**Exercise directions:** Please print, unchanged, the lines running from the first line through the line that contains "The cameras 12 is at (568, 453).", including both of those lines.

Records from a data collection
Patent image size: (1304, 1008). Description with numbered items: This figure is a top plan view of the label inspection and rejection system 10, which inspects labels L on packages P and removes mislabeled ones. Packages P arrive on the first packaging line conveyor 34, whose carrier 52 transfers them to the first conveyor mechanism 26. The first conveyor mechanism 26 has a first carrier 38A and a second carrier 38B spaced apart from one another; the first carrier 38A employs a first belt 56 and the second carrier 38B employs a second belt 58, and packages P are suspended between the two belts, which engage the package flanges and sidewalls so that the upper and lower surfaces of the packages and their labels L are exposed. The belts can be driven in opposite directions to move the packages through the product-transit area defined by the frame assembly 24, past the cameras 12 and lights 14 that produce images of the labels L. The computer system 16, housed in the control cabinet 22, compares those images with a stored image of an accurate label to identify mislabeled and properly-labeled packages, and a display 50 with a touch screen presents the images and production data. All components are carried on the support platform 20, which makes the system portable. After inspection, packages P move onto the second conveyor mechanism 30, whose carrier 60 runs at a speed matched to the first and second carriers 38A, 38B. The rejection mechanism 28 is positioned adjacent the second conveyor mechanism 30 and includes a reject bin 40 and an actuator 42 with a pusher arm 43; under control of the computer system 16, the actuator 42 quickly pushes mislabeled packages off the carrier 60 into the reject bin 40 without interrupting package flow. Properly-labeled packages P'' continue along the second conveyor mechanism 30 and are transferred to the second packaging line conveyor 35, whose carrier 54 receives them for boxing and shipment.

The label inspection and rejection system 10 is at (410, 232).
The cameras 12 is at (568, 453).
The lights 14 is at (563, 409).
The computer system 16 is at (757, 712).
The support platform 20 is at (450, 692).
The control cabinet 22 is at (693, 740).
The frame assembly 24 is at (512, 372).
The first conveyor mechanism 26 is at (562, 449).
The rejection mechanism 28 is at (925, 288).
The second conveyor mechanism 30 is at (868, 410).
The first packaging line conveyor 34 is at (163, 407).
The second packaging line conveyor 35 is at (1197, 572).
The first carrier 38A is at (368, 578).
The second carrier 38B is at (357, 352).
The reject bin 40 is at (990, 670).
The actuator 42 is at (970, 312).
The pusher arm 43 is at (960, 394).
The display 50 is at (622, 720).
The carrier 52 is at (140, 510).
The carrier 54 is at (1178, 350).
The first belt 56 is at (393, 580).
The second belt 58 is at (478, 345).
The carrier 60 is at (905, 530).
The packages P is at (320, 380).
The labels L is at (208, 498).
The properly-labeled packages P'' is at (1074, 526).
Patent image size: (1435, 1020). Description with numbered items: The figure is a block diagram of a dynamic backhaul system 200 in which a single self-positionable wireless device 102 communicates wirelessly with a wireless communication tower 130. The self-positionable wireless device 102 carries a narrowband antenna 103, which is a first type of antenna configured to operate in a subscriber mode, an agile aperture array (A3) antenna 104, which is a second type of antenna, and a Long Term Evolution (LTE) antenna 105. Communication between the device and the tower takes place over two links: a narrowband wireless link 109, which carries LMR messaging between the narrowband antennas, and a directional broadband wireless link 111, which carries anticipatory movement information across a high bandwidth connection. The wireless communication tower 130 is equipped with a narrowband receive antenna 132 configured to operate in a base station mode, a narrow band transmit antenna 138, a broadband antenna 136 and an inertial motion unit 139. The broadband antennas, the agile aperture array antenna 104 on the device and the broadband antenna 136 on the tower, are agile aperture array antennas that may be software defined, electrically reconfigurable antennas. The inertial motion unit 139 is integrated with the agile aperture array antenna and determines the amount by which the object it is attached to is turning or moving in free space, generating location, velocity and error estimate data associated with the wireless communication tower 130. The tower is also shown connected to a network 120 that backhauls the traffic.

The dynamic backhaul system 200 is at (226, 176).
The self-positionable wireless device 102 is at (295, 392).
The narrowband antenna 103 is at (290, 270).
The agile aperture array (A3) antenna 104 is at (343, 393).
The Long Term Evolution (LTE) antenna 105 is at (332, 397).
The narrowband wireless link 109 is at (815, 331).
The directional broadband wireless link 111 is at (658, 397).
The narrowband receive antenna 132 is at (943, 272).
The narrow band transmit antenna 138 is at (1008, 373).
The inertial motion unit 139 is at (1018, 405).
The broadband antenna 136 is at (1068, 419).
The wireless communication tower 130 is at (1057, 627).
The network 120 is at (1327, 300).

**Solution to the exercise:**
Patent image size: (1304, 1008). Description with numbered items: This figure is a top plan view of the label inspection and rejection system 10, which inspects labels L on packages P and removes mislabeled ones. Packages P arrive on the first packaging line conveyor 34, whose carrier 52 transfers them to the first conveyor mechanism 26. The first conveyor mechanism 26 has a first carrier 38A and a second carrier 38B spaced apart from one another; the first carrier 38A employs a first belt 56 and the second carrier 38B employs a second belt 58, and packages P are suspended between the two belts, which engage the package flanges and sidewalls so that the upper and lower surfaces of the packages and their labels L are exposed. The belts can be driven in opposite directions to move the packages through the product-transit area defined by the frame assembly 24, past the cameras 12 and lights 14 that produce images of the labels L. The computer system 16, housed in the control cabinet 22, compares those images with a stored image of an accurate label to identify mislabeled and properly-labeled packages, and a display 50 with a touch screen presents the images and production data. All components are carried on the support platform 20, which makes the system portable. After inspection, packages P move onto the second conveyor mechanism 30, whose carrier 60 runs at a speed matched to the first and second carriers 38A, 38B. The rejection mechanism 28 is positioned adjacent the second conveyor mechanism 30 and includes a reject bin 40 and an actuator 42 with a pusher arm 43; under control of the computer system 16, the actuator 42 quickly pushes mislabeled packages off the carrier 60 into the reject bin 40 without interrupting package flow. Properly-labeled packages P'' continue along the second conveyor mechanism 30 and are transferred to the second packaging line conveyor 35, whose carrier 54 receives them for boxing and shipment.

The label inspection and rejection system 10 is at (410, 232).
The cameras 12 is at (568, 453).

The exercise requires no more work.